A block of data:
────────────────
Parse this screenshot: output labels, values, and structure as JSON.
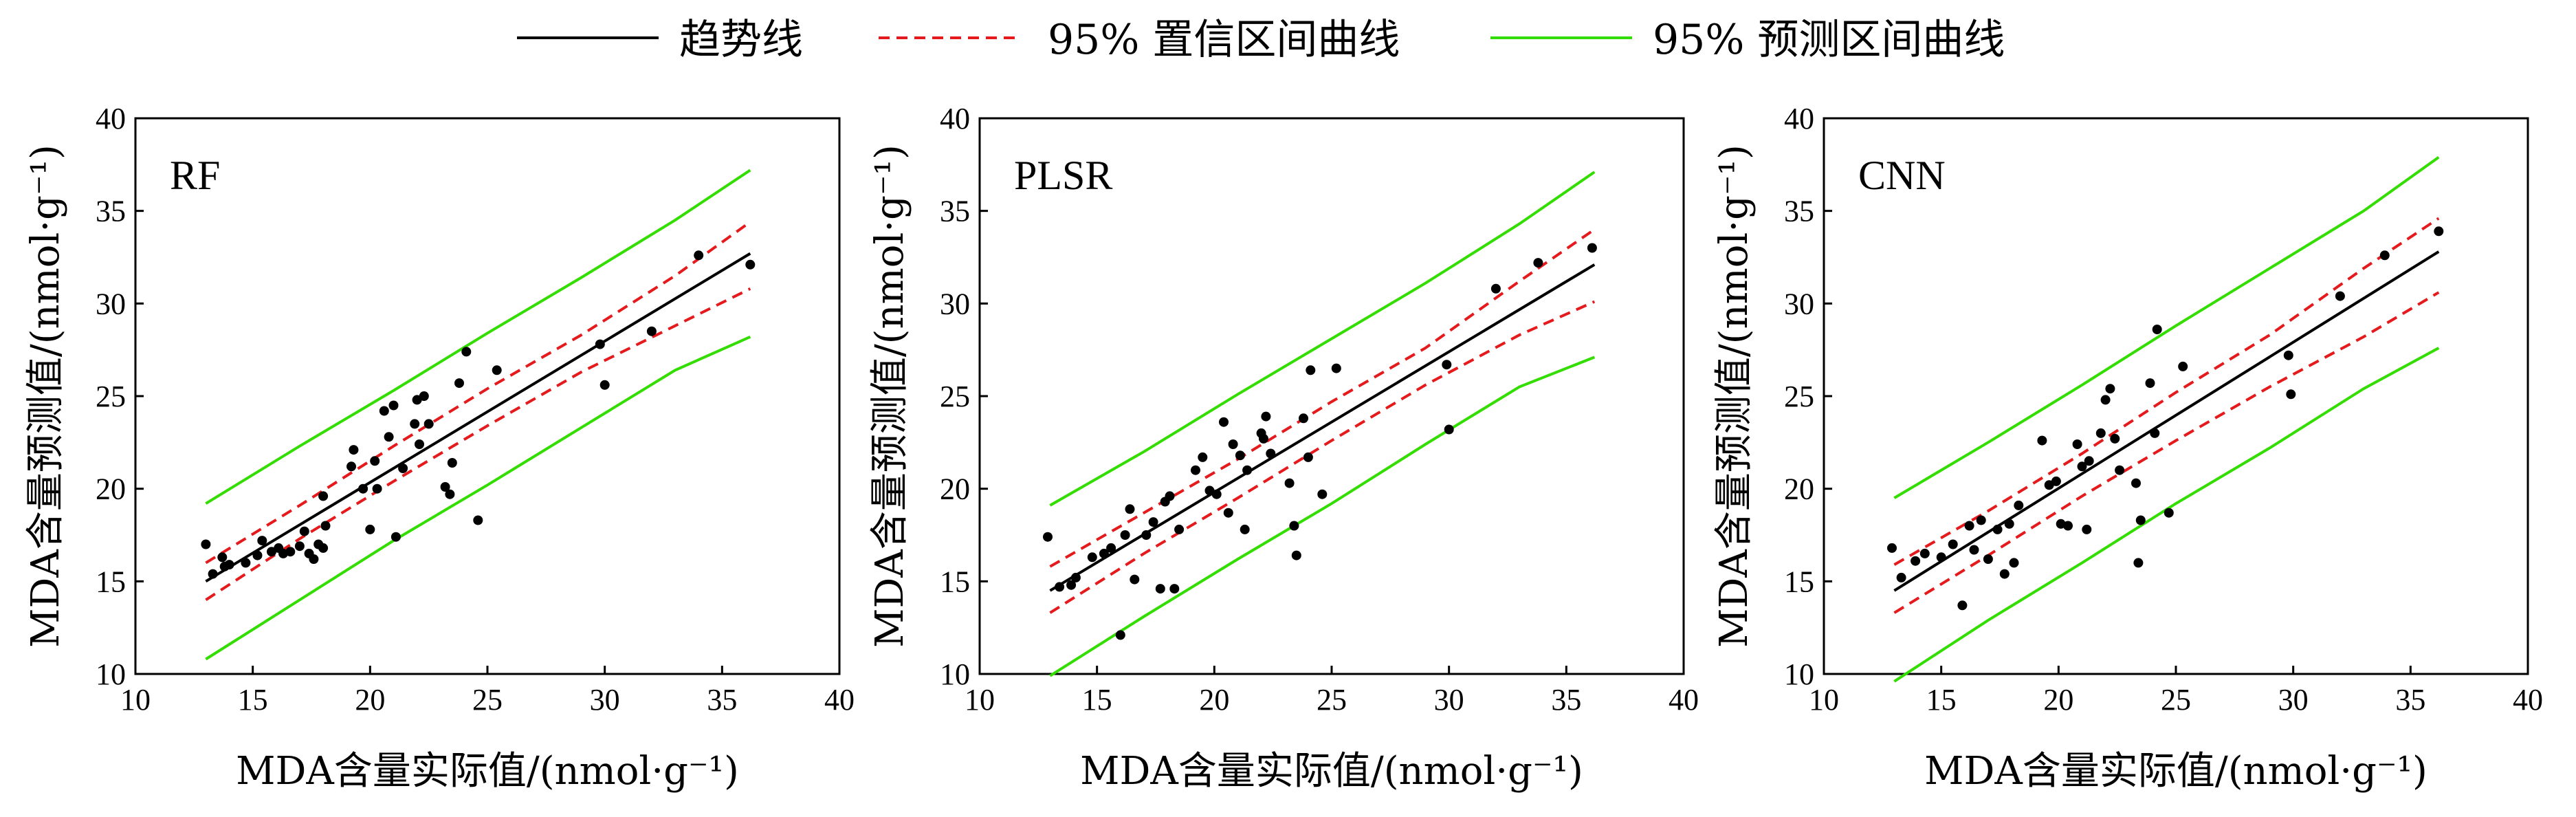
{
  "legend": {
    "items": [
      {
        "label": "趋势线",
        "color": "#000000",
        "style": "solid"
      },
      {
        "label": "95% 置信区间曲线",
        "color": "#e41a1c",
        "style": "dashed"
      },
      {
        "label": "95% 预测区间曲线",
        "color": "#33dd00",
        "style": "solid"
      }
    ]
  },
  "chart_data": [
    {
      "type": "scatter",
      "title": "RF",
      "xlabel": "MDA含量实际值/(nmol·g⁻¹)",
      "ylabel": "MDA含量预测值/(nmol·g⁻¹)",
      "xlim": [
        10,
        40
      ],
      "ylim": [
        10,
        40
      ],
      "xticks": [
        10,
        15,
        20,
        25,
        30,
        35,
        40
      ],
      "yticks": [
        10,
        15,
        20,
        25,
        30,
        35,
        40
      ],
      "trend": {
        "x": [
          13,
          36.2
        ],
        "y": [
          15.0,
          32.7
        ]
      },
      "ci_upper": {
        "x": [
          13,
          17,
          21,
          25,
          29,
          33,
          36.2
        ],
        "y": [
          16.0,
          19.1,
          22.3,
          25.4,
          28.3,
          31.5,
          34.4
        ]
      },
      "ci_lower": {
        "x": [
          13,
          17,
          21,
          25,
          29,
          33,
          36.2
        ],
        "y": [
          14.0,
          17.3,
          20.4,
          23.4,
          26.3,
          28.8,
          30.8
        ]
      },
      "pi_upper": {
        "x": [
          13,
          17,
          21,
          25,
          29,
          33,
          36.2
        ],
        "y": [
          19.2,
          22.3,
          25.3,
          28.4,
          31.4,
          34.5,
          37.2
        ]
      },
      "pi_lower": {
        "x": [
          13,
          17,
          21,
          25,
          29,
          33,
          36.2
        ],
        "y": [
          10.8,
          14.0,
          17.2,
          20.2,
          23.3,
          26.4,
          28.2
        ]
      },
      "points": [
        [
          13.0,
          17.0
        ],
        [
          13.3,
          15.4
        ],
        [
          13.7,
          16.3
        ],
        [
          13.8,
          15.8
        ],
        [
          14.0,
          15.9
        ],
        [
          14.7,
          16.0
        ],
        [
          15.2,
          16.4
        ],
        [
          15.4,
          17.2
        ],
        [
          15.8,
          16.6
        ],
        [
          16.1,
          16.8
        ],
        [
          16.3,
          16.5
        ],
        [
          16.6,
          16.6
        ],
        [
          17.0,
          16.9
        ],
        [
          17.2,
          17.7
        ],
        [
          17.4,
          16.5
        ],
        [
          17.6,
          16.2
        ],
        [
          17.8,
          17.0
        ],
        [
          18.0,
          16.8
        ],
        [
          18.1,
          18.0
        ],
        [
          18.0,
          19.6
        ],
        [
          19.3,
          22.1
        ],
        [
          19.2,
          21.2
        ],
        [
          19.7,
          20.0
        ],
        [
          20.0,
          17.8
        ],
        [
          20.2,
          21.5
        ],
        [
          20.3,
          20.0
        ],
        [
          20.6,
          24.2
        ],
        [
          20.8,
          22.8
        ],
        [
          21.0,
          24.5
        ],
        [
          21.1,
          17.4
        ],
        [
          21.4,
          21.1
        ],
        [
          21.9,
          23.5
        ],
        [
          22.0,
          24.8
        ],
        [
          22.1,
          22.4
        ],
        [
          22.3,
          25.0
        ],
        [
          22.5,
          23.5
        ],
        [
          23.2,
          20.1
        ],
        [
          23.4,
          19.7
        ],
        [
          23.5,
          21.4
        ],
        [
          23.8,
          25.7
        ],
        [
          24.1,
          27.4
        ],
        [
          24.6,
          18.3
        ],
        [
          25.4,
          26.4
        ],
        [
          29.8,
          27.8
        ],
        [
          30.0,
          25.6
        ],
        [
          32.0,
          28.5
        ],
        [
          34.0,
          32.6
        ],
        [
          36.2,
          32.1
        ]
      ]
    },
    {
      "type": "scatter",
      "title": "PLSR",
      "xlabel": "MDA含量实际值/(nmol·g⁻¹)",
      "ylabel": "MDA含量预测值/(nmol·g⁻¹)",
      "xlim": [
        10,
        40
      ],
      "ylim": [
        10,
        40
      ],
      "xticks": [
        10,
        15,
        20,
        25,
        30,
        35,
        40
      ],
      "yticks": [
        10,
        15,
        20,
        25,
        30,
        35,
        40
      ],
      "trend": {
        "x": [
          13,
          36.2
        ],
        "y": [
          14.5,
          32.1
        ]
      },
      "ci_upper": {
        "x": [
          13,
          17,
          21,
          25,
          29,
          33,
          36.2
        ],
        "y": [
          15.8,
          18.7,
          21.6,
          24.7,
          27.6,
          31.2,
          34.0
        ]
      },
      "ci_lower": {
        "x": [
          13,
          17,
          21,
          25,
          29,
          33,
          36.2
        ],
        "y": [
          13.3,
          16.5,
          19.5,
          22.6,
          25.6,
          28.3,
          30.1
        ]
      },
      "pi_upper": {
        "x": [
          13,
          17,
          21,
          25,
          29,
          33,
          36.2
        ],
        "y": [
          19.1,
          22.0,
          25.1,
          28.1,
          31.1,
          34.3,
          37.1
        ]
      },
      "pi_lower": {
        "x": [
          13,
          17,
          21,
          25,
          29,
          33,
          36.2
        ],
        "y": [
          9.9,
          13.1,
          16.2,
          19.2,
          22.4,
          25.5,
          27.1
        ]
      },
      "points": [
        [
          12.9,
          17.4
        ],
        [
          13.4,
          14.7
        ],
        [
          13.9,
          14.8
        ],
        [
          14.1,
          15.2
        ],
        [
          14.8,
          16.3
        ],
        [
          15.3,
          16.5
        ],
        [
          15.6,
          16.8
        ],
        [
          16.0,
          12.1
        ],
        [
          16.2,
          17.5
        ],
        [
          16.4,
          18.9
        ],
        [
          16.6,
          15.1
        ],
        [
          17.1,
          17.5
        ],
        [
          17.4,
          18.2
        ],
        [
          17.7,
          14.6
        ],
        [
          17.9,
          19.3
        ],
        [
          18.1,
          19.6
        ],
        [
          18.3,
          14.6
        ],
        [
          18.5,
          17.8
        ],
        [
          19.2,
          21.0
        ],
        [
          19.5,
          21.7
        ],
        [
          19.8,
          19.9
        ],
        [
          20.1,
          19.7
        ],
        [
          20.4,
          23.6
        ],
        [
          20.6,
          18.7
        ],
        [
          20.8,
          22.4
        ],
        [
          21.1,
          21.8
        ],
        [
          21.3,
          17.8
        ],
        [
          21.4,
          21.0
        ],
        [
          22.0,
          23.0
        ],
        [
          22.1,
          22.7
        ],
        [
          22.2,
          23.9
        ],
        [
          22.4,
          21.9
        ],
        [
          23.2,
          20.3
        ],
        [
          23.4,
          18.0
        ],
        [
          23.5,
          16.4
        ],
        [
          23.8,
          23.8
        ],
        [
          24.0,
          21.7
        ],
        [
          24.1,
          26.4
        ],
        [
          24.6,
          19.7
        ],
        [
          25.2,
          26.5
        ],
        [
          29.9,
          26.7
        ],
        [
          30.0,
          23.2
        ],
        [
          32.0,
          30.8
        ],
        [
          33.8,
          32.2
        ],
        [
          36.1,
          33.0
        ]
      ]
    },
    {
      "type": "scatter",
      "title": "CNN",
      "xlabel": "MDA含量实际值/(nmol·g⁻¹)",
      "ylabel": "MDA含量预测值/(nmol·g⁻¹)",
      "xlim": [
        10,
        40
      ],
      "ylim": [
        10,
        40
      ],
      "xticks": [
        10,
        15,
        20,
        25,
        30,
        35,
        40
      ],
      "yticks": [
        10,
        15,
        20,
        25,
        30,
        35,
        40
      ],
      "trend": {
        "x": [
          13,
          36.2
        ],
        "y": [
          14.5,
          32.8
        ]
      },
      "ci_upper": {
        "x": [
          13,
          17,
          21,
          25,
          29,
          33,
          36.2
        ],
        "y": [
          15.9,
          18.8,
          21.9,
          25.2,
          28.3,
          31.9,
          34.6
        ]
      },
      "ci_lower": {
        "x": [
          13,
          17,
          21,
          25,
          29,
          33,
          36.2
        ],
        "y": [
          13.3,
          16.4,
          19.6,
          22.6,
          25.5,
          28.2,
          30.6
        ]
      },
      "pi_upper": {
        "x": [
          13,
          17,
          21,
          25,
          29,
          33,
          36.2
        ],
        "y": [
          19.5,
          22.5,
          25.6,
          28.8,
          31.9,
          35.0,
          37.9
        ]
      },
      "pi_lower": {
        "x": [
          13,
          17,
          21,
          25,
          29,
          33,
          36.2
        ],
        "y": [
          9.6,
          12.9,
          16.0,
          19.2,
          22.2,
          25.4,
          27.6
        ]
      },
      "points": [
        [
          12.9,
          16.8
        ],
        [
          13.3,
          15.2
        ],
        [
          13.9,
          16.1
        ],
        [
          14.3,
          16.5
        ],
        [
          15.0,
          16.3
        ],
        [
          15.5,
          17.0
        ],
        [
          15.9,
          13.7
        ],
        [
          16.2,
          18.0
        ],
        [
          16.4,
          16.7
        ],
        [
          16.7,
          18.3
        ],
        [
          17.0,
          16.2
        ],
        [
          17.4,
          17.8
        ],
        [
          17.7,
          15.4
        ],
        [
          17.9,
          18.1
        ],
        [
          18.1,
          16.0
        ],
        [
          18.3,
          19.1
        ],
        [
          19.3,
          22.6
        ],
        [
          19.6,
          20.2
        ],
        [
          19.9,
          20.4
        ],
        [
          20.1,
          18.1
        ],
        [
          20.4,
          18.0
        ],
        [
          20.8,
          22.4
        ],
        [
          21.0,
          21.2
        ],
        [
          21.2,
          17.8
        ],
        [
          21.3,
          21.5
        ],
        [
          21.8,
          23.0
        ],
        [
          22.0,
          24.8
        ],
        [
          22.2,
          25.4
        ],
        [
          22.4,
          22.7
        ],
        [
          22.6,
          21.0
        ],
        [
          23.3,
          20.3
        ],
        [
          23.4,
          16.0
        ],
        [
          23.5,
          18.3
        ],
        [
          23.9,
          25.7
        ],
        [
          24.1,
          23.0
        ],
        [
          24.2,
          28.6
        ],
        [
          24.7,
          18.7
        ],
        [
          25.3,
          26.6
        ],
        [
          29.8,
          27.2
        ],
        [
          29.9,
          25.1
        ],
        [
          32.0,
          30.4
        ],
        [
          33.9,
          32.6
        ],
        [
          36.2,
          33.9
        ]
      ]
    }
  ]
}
────────────────
Count every line bearing the word "color"; report the total only.

3